*Requirement*.
Write out each line of the listing as it stands, without the images.

[Dataset entries]
* * * * * * * * *

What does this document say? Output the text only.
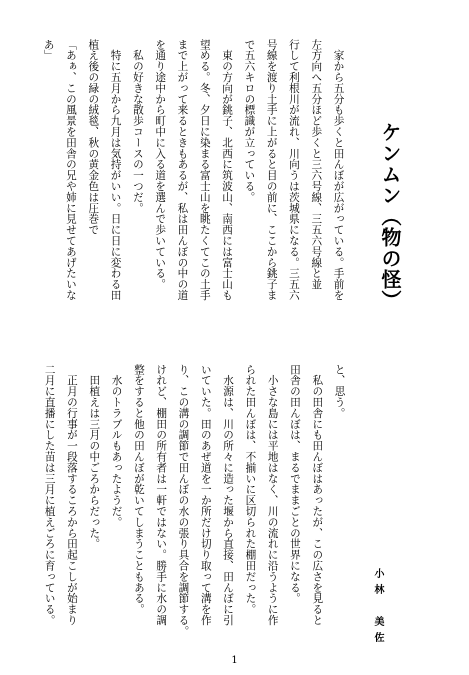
ケンムン（物の怪）
小林　美佐
　家から五分も歩くと田んぼが広がっている。手前を
左方向へ五分ほど歩くと三六号線、三五六号線と並
行して利根川が流れ、川向うは茨城県になる。三五六
号線を渡り土手に上がると目の前に、ここから銚子ま
で五六キロの標識が立っている。
　東の方向が銚子、北西に筑波山、南西には富士山も
望める。冬、夕日に染まる富士山を眺たくてこの土手
まで上がって来るときもあるが、私は田んぼの中の道
を通り途中から町中に入る道を選んで歩いている。
　私の好きな散歩コースの一つだ。
　特に五月から九月は気持がいい。日に日に変わる田
植え後の緑の絨毯、秋の黄金色は圧巻で
「あぁ、この風景を田舎の兄や姉に見せてあげたいな
あ」
と、思う。
　私の田舎にも田んぼはあったが、この広さを見ると
田舎の田んぼは、まるでままごとの世界になる。
　小さな島には平地はなく、川の流れに沿うように作
られた田んぼは、不揃いに区切られた棚田だった。
　水源は、川の所々に造った堰から直接、田んぼに引
いていた。田のあぜ道を一か所だけ切り取って溝を作
り、この溝の調節で田んぼの水の張り具合を調節する。
けれど、棚田の所有者は一軒ではない。勝手に水の調
整をすると他の田んぼが乾いてしまうこともある。
　水のトラブルもあったようだ。
　田植えは三月の中ごろからだった。
　正月の行事が一段落するころから田起こしが始まり
二月に直播にした苗は三月に植えごろに育っている。
1
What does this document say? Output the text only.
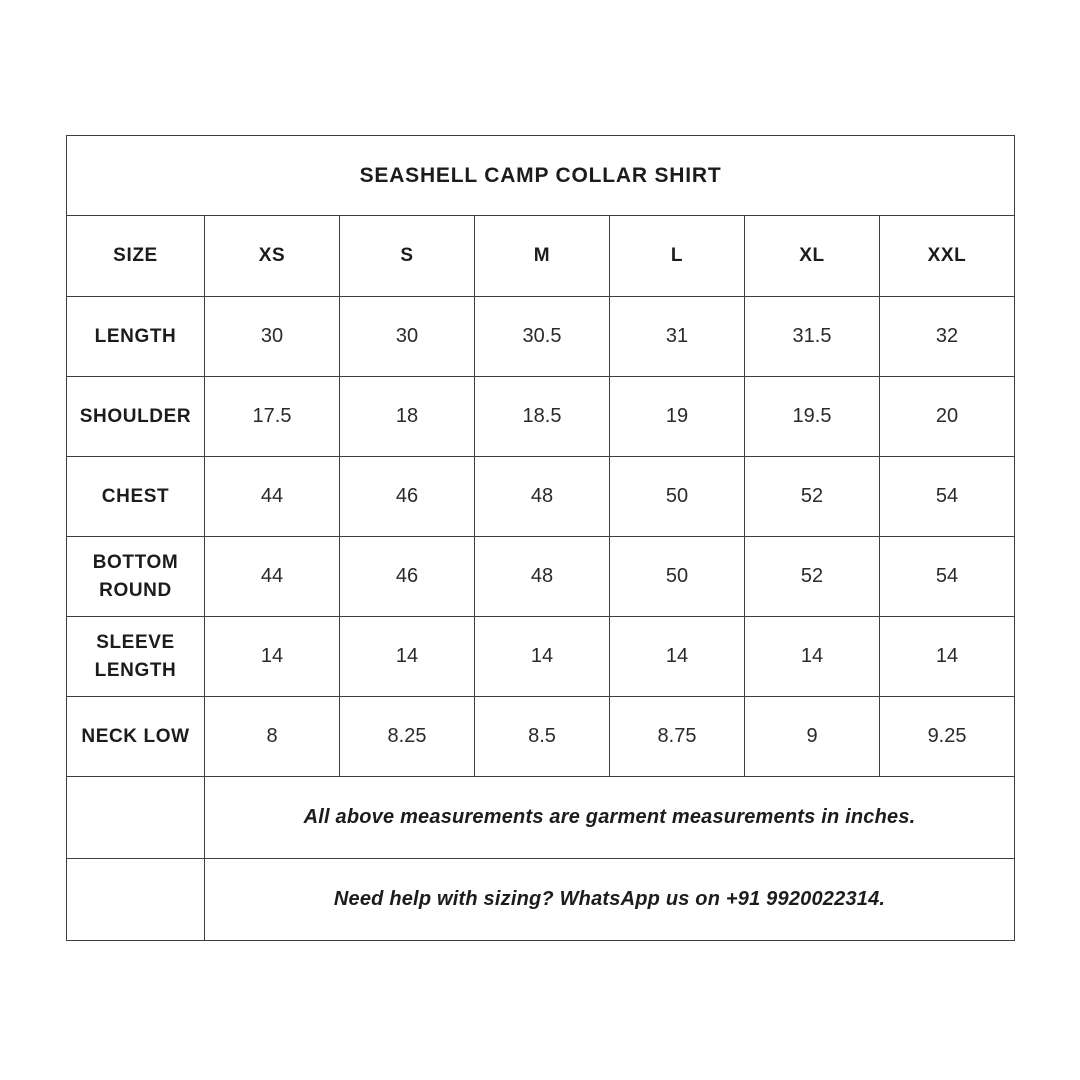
SEASHELL CAMP COLLAR SHIRT						
SIZE	XS	S	M	L	XL	XXL
LENGTH	30	30	30.5	31	31.5	32
SHOULDER	17.5	18	18.5	19	19.5	20
CHEST	44	46	48	50	52	54
BOTTOM ROUND	44	46	48	50	52	54
SLEEVE LENGTH	14	14	14	14	14	14
NECK LOW	8	8.25	8.5	8.75	9	9.25
	All above measurements are garment measurements in inches.					
	Need help with sizing? WhatsApp us on +91 9920022314.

* * * * * * * * *

*Worked solution*.
What does this document say? Output the text only.
ケンムン（物の怪）
小林　美佐
　家から五分も歩くと田んぼが広がっている。手前を
左方向へ五分ほど歩くと三六号線、三五六号線と並
行して利根川が流れ、川向うは茨城県になる。三五六
号線を渡り土手に上がると目の前に、ここから銚子ま
で五六キロの標識が立っている。
　東の方向が銚子、北西に筑波山、南西には富士山も
望める。冬、夕日に染まる富士山を眺たくてこの土手
まで上がって来るときもあるが、私は田んぼの中の道
を通り途中から町中に入る道を選んで歩いている。
　私の好きな散歩コースの一つだ。
　特に五月から九月は気持がいい。日に日に変わる田
植え後の緑の絨毯、秋の黄金色は圧巻で
「あぁ、この風景を田舎の兄や姉に見せてあげたいな
あ」
と、思う。
　私の田舎にも田んぼはあったが、この広さを見ると
田舎の田んぼは、まるでままごとの世界になる。
　小さな島には平地はなく、川の流れに沿うように作
られた田んぼは、不揃いに区切られた棚田だった。
　水源は、川の所々に造った堰から直接、田んぼに引
いていた。田のあぜ道を一か所だけ切り取って溝を作
り、この溝の調節で田んぼの水の張り具合を調節する。
けれど、棚田の所有者は一軒ではない。勝手に水の調
整をすると他の田んぼが乾いてしまうこともある。
　水のトラブルもあったようだ。
　田植えは三月の中ごろからだった。
　正月の行事が一段落するころから田起こしが始まり
二月に直播にした苗は三月に植えごろに育っている。
1
What does this document say? Output the text only.
SEASHELL CAMP COLLAR SHIRT						
SIZE	XS	S	M	L	XL	XXL
LENGTH	30	30	30.5	31	31.5	32
SHOULDER	17.5	18	18.5	19	19.5	20
CHEST	44	46	48	50	52	54
BOTTOM ROUND	44	46	48	50	52	54
SLEEVE LENGTH	14	14	14	14	14	14
NECK LOW	8	8.25	8.5	8.75	9	9.25
	All above measurements are garment measurements in inches.					
	Need help with sizing? WhatsApp us on +91 9920022314.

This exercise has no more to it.